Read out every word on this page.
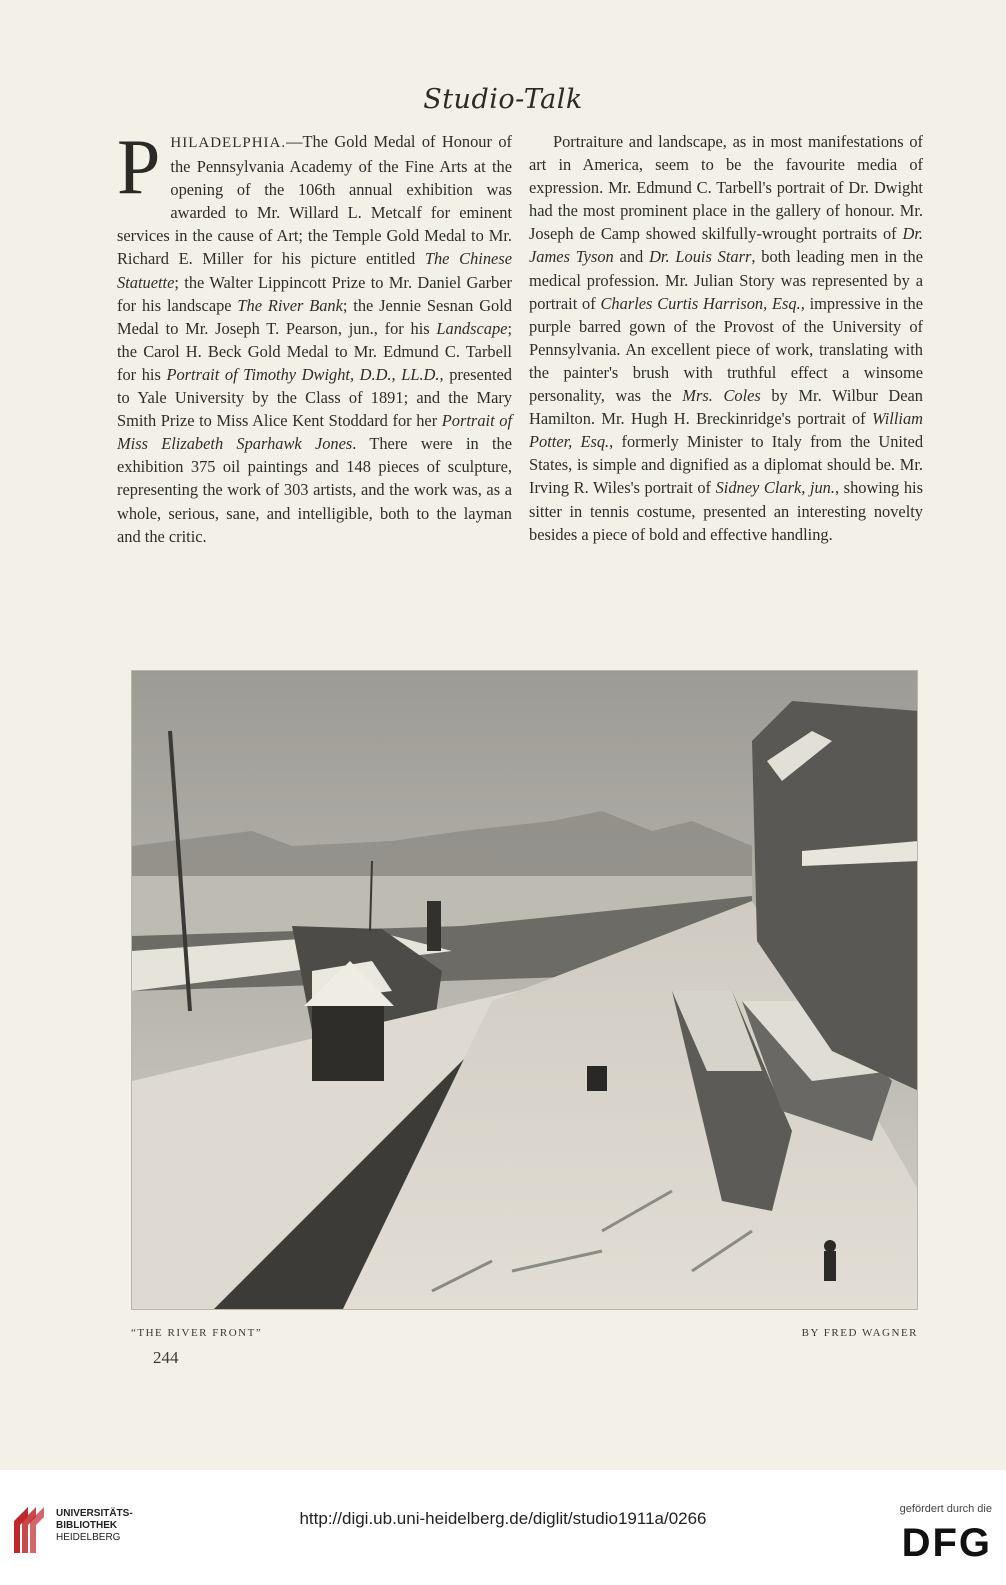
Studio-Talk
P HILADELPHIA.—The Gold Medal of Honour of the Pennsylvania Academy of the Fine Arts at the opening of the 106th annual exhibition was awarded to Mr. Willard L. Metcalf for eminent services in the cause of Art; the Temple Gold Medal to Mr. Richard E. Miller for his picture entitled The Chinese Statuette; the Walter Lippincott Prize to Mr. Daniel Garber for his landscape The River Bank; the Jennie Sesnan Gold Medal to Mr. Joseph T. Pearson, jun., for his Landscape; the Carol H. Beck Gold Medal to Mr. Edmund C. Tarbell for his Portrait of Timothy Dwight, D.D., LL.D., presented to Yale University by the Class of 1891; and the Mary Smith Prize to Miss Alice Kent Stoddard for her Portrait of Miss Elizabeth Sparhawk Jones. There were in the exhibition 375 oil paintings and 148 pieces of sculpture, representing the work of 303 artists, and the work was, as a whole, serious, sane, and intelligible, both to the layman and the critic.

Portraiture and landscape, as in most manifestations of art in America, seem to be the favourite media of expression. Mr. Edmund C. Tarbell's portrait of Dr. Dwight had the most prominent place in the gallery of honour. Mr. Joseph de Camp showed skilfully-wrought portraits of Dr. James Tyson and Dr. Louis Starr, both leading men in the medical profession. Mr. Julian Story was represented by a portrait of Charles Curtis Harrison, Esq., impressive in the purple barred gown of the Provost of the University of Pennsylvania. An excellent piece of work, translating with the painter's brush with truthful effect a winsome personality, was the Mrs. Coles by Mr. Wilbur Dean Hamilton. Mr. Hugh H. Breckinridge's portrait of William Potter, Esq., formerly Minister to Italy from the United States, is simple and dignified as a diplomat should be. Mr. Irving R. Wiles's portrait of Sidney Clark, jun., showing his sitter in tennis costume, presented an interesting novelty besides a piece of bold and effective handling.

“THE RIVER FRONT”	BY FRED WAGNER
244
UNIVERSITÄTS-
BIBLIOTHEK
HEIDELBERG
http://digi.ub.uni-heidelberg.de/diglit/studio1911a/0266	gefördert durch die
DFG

---

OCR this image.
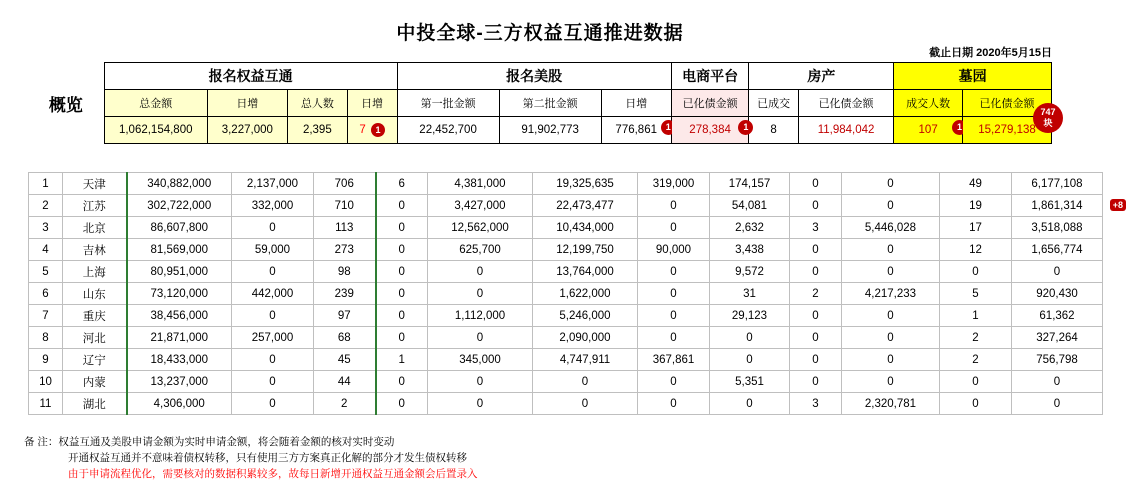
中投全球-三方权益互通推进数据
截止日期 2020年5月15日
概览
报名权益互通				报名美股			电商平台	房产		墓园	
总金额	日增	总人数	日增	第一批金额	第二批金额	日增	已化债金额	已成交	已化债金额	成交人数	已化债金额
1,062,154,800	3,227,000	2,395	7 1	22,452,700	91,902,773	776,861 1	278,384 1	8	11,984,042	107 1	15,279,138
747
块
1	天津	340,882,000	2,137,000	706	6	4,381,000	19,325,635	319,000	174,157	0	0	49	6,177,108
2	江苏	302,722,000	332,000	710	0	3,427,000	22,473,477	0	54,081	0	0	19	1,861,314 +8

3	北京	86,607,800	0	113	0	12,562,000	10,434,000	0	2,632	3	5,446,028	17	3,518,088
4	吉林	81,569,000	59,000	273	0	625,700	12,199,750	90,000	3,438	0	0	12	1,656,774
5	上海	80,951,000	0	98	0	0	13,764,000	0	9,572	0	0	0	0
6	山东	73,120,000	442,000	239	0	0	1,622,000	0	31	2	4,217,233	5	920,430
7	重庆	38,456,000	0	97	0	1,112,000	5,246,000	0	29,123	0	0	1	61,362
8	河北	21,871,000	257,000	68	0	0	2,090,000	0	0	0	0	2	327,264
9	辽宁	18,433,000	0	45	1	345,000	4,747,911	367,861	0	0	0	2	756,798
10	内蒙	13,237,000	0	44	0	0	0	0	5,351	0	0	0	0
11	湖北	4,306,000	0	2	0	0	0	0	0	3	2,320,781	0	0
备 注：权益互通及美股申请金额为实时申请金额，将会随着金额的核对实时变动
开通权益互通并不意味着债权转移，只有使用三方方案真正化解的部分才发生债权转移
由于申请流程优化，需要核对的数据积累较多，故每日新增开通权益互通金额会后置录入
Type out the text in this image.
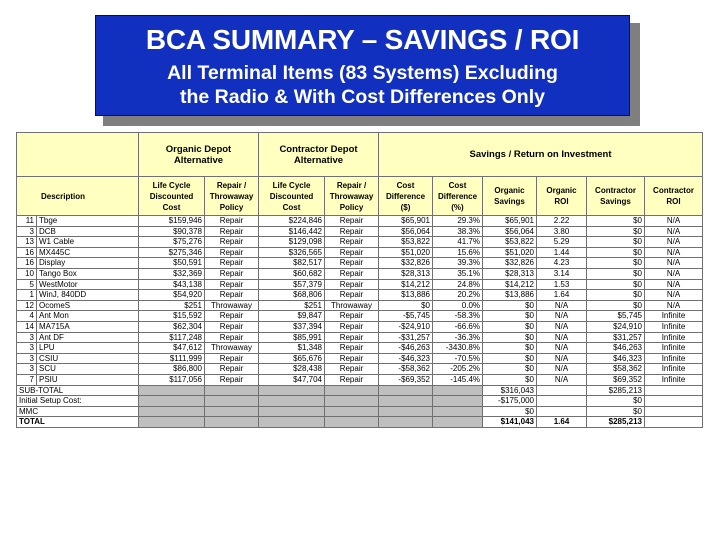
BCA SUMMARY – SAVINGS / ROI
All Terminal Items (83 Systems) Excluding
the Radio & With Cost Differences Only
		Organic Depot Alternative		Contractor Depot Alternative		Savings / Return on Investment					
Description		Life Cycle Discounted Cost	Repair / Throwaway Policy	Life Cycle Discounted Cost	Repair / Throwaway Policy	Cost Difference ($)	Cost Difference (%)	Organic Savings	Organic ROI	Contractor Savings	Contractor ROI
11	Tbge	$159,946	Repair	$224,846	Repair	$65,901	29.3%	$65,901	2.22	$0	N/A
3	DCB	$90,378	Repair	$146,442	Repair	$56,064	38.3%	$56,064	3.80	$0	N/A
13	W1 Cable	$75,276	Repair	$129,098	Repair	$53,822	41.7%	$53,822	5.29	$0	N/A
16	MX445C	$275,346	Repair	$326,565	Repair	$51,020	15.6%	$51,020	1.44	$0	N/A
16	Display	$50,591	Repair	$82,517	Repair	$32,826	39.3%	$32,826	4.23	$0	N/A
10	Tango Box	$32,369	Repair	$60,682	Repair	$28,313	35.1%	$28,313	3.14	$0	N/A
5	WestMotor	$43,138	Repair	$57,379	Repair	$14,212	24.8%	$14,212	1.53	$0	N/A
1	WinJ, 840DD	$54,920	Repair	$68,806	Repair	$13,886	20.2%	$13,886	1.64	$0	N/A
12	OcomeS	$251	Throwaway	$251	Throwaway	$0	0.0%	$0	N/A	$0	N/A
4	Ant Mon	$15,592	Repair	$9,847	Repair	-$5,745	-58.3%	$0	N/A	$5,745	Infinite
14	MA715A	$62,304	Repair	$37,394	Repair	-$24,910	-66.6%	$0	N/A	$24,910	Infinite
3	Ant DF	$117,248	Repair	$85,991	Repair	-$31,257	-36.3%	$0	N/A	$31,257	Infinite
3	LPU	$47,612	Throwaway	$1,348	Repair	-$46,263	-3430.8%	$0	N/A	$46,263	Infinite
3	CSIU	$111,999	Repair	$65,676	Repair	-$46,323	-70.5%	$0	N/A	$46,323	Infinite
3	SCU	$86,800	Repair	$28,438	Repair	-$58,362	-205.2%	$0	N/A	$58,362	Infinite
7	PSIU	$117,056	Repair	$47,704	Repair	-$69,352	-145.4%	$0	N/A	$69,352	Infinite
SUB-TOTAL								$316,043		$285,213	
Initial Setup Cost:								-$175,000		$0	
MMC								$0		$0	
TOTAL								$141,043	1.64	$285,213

◆ SET TASK: List all lines above in which the string "TOTAL" appears.

◆ ANSWER TO THE PROBLEM:
SUB-TOTAL								$316,043		$285,213	
TOTAL								$141,043	1.64	$285,213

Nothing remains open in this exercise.